[begin SUPPLIED INFORMATION]
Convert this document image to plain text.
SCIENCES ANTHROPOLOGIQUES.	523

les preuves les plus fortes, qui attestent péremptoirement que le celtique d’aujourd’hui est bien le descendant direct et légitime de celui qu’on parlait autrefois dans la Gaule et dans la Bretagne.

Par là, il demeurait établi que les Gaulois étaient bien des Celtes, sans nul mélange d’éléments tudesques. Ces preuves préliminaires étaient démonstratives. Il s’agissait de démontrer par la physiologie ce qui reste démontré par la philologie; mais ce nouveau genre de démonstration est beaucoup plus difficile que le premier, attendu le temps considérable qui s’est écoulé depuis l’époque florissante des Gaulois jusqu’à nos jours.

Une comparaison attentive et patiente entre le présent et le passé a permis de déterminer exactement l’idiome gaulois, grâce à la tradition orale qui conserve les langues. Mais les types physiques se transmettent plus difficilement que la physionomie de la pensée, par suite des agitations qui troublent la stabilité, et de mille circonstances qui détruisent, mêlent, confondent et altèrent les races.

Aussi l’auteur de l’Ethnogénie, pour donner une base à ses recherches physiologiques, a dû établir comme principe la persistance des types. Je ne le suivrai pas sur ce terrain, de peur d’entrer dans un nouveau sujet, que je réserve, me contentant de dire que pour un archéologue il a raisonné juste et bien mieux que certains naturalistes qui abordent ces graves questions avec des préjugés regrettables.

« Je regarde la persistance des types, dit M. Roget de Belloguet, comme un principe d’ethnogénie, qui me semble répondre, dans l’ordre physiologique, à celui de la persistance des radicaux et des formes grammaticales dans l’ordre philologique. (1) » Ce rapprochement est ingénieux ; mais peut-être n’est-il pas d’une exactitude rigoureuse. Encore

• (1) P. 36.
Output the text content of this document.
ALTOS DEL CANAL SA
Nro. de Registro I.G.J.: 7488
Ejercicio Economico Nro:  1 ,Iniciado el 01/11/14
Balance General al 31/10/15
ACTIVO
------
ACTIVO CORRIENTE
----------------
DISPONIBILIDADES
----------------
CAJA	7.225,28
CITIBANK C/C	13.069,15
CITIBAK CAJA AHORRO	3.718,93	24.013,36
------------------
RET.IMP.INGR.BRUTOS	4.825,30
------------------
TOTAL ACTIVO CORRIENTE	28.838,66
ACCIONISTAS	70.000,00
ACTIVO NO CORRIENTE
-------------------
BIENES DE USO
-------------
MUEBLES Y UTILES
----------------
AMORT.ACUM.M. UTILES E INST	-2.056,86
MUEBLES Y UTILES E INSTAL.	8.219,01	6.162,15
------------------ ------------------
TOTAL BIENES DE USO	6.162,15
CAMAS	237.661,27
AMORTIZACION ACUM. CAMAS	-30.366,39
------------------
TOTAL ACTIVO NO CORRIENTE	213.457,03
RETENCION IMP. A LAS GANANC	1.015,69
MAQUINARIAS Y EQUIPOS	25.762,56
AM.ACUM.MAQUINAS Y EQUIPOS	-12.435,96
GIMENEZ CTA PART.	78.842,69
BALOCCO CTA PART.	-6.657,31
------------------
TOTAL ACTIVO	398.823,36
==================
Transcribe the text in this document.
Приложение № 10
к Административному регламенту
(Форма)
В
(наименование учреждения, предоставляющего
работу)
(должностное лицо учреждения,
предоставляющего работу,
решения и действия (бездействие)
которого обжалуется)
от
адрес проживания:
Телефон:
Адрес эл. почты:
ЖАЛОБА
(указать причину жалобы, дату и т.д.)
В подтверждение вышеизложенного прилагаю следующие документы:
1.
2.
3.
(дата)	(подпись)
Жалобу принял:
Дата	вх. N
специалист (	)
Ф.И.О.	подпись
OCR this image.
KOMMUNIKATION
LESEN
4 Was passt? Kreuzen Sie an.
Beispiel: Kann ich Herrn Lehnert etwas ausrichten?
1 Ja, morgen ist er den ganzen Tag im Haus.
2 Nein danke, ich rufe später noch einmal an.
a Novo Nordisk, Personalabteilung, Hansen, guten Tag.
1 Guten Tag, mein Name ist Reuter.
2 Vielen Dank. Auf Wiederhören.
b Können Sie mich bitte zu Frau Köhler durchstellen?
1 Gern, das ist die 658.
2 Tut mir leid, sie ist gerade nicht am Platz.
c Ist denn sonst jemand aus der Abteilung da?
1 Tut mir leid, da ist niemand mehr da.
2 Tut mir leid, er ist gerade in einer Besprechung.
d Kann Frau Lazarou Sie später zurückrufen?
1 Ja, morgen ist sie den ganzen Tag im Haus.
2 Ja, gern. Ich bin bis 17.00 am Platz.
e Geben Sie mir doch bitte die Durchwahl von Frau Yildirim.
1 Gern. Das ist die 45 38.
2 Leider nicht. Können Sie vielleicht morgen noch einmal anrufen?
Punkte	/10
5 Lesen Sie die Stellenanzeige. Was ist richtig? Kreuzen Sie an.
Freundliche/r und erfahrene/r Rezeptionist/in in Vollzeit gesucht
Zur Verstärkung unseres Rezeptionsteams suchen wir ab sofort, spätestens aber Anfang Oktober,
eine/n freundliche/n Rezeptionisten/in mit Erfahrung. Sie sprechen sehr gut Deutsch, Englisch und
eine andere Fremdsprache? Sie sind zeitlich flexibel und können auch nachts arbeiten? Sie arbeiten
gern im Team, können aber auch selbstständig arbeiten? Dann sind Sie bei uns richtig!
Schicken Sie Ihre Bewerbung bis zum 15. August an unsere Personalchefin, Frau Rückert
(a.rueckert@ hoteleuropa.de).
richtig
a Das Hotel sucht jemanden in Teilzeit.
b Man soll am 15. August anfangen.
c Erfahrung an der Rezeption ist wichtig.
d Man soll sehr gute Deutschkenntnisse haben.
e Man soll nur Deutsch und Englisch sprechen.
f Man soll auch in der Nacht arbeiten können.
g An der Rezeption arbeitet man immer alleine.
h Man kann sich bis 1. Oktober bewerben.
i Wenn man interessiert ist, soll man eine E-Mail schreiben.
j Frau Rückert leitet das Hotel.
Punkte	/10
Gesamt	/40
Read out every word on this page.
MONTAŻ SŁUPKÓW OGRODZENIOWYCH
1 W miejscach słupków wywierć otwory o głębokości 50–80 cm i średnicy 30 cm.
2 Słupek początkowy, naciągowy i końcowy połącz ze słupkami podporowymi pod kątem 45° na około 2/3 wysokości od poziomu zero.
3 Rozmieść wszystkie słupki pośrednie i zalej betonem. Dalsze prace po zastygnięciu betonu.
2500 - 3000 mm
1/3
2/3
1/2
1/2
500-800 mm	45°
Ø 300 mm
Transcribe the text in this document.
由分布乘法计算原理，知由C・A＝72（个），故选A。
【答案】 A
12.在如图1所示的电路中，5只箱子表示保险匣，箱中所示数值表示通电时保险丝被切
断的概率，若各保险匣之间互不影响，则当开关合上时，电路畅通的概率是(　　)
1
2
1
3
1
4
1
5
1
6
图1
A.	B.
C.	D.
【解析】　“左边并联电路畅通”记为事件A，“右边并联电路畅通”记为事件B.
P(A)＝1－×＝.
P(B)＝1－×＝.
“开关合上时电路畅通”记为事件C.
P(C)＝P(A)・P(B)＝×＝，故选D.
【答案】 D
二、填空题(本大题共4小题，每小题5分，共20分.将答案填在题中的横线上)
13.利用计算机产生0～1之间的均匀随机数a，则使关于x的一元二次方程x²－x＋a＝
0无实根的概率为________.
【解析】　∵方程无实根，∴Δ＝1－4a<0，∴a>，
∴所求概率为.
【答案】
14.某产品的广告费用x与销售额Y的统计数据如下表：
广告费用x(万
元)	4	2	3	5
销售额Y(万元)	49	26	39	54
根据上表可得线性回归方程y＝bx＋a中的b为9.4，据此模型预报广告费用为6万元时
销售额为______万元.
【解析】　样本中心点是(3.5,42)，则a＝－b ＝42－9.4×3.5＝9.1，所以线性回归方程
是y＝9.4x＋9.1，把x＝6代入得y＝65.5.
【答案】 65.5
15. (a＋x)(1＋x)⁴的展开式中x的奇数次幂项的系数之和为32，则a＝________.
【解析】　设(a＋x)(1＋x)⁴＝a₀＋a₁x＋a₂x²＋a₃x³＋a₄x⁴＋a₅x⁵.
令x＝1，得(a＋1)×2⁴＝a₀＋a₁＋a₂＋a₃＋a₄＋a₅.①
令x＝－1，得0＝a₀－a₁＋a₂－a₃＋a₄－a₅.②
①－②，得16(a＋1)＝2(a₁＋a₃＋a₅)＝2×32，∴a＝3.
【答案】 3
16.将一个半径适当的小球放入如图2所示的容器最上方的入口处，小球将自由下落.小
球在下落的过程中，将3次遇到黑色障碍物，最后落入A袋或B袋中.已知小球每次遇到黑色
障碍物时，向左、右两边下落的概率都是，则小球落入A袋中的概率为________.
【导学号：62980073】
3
[end SUPPLIED INFORMATION]
*PROBLEM DESCRIPTION:*
Track down all lines above with the string "image" and copy them.

*ANSWER TO THE PROBLEM:*
Convert this document image to plain text.
OCR this image.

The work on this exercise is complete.